• _Entries from a visual dataset_:

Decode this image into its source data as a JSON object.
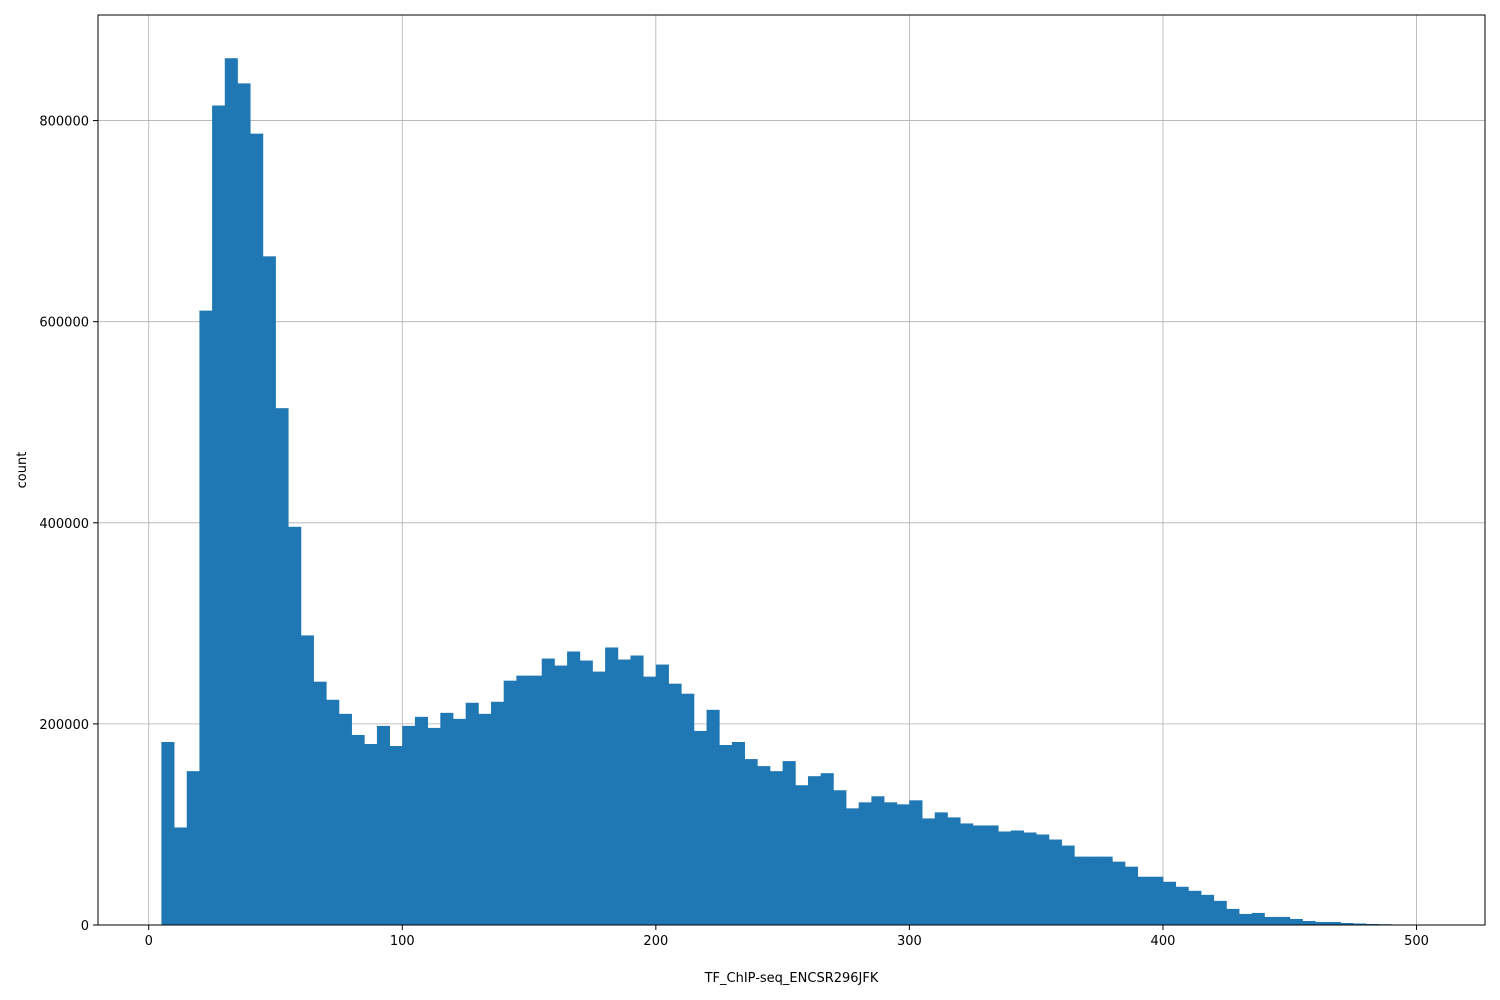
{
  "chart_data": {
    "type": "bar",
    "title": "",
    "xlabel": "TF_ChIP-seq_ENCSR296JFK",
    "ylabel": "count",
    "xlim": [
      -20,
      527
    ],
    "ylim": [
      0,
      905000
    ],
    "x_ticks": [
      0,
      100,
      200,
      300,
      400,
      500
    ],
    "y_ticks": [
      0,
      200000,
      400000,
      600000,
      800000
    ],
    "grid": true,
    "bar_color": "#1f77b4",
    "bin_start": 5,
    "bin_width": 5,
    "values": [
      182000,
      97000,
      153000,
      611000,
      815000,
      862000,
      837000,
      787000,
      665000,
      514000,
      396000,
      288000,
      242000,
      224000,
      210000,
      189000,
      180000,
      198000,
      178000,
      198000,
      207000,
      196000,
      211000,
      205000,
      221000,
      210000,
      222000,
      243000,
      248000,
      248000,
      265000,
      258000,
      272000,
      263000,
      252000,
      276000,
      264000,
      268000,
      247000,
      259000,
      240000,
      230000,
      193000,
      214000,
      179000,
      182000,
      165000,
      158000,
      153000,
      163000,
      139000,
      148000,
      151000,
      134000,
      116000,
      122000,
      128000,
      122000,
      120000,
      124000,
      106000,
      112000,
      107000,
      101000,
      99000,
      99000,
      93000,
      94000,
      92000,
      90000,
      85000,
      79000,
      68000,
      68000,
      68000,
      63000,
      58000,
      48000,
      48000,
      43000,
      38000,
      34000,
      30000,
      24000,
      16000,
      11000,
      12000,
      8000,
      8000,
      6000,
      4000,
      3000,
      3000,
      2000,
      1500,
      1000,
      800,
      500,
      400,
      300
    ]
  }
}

• _Given instruction_: Transcribe the full listing above exactly as it stands, minus the pictures.

• _Task answer_:
Decode this image into its source data as a JSON object.
{
  "chart_data": {
    "type": "bar",
    "title": "",
    "xlabel": "TF_ChIP-seq_ENCSR296JFK",
    "ylabel": "count",
    "xlim": [
      -20,
      527
    ],
    "ylim": [
      0,
      905000
    ],
    "x_ticks": [
      0,
      100,
      200,
      300,
      400,
      500
    ],
    "y_ticks": [
      0,
      200000,
      400000,
      600000,
      800000
    ],
    "grid": true,
    "bar_color": "#1f77b4",
    "bin_start": 5,
    "bin_width": 5,
    "values": [
      182000,
      97000,
      153000,
      611000,
      815000,
      862000,
      837000,
      787000,
      665000,
      514000,
      396000,
      288000,
      242000,
      224000,
      210000,
      189000,
      180000,
      198000,
      178000,
      198000,
      207000,
      196000,
      211000,
      205000,
      221000,
      210000,
      222000,
      243000,
      248000,
      248000,
      265000,
      258000,
      272000,
      263000,
      252000,
      276000,
      264000,
      268000,
      247000,
      259000,
      240000,
      230000,
      193000,
      214000,
      179000,
      182000,
      165000,
      158000,
      153000,
      163000,
      139000,
      148000,
      151000,
      134000,
      116000,
      122000,
      128000,
      122000,
      120000,
      124000,
      106000,
      112000,
      107000,
      101000,
      99000,
      99000,
      93000,
      94000,
      92000,
      90000,
      85000,
      79000,
      68000,
      68000,
      68000,
      63000,
      58000,
      48000,
      48000,
      43000,
      38000,
      34000,
      30000,
      24000,
      16000,
      11000,
      12000,
      8000,
      8000,
      6000,
      4000,
      3000,
      3000,
      2000,
      1500,
      1000,
      800,
      500,
      400,
      300
    ]
  }
}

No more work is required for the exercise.